### LISTING ###

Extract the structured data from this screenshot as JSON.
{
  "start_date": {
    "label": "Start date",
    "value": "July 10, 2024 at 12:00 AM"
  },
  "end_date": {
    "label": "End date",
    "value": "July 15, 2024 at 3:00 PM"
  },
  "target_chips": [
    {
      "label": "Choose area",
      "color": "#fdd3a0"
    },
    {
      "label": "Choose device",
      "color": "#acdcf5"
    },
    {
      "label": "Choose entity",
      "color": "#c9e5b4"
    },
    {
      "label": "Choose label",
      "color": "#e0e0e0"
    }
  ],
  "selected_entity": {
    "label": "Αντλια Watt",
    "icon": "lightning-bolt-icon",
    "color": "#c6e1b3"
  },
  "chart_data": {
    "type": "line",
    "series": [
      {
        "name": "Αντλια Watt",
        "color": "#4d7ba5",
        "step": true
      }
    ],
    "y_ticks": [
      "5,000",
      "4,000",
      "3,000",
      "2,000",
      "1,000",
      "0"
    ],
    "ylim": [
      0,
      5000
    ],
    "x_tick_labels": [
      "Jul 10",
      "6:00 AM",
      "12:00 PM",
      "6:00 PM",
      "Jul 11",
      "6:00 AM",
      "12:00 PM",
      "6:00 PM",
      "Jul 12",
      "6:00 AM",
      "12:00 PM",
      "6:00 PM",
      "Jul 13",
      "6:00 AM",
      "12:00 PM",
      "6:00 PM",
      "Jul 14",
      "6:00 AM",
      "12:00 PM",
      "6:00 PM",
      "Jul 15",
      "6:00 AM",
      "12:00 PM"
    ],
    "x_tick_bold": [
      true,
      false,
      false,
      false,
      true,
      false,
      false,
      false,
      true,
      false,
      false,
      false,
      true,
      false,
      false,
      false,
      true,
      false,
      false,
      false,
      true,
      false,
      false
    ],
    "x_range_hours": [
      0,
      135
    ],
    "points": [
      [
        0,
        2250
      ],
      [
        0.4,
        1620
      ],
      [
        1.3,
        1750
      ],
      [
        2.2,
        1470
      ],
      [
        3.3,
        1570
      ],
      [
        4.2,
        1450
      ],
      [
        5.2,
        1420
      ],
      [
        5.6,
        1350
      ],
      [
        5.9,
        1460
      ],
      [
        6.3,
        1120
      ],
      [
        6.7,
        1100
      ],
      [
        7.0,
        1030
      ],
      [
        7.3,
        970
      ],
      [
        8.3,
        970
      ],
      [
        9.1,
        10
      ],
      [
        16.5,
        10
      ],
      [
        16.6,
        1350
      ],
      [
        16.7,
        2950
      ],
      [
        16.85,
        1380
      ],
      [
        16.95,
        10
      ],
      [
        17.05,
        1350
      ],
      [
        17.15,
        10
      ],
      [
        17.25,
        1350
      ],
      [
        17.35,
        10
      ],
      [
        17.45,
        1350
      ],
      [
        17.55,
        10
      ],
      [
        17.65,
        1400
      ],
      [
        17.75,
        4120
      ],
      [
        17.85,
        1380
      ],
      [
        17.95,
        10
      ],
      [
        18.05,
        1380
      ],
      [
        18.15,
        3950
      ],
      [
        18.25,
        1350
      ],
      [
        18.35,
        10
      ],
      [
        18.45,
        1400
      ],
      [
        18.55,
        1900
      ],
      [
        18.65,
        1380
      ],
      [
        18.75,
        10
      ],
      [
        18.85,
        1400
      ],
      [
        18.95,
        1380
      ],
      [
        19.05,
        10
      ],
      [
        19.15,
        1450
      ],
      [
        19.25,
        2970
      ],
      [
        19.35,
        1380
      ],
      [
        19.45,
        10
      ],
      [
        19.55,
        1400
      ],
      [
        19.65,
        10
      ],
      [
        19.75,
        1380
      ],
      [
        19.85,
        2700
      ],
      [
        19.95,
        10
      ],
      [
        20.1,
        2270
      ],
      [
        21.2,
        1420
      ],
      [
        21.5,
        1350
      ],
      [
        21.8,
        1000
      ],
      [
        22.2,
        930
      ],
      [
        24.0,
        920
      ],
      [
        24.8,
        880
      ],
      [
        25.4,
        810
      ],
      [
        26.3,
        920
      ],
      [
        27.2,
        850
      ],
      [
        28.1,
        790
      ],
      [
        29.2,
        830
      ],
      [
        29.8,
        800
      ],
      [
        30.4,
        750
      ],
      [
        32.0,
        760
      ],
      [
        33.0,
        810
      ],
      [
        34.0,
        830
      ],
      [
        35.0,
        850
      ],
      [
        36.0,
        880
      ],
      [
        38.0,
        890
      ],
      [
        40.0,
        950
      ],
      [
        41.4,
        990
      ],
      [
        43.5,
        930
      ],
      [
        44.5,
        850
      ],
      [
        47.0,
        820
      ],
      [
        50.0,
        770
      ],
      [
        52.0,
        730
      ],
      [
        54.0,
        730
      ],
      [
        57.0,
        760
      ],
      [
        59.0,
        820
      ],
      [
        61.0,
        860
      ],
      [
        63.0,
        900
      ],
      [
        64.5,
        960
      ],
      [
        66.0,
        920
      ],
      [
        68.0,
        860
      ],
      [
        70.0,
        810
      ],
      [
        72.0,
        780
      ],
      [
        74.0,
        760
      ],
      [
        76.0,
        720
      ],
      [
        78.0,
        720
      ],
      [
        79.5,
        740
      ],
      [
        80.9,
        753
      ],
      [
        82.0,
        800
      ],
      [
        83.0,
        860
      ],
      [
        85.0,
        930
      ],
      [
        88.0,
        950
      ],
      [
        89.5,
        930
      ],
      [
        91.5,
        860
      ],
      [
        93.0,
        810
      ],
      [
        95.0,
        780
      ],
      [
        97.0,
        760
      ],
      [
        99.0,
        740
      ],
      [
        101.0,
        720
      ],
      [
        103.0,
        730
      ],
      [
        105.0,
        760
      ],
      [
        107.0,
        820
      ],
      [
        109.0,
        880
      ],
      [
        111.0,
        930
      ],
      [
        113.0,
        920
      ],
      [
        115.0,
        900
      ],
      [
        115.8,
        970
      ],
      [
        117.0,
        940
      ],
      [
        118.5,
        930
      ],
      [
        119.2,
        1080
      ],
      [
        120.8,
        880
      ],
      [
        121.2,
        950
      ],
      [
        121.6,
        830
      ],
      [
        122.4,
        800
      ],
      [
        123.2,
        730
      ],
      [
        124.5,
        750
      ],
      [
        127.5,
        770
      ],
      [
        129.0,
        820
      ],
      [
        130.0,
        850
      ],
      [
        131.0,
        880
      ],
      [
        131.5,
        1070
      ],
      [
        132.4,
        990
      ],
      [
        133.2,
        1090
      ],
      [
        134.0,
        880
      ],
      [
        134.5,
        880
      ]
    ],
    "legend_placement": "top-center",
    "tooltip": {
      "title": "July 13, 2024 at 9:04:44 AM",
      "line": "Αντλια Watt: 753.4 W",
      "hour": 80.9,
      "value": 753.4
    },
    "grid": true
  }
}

###

> [EXERCISE DIRECTIONS] Pull every line containing "Αντλια" out of the records.

> [RESPONSE]
    "label": "Αντλια Watt",
        "name": "Αντλια Watt",
      "line": "Αντλια Watt: 753.4 W",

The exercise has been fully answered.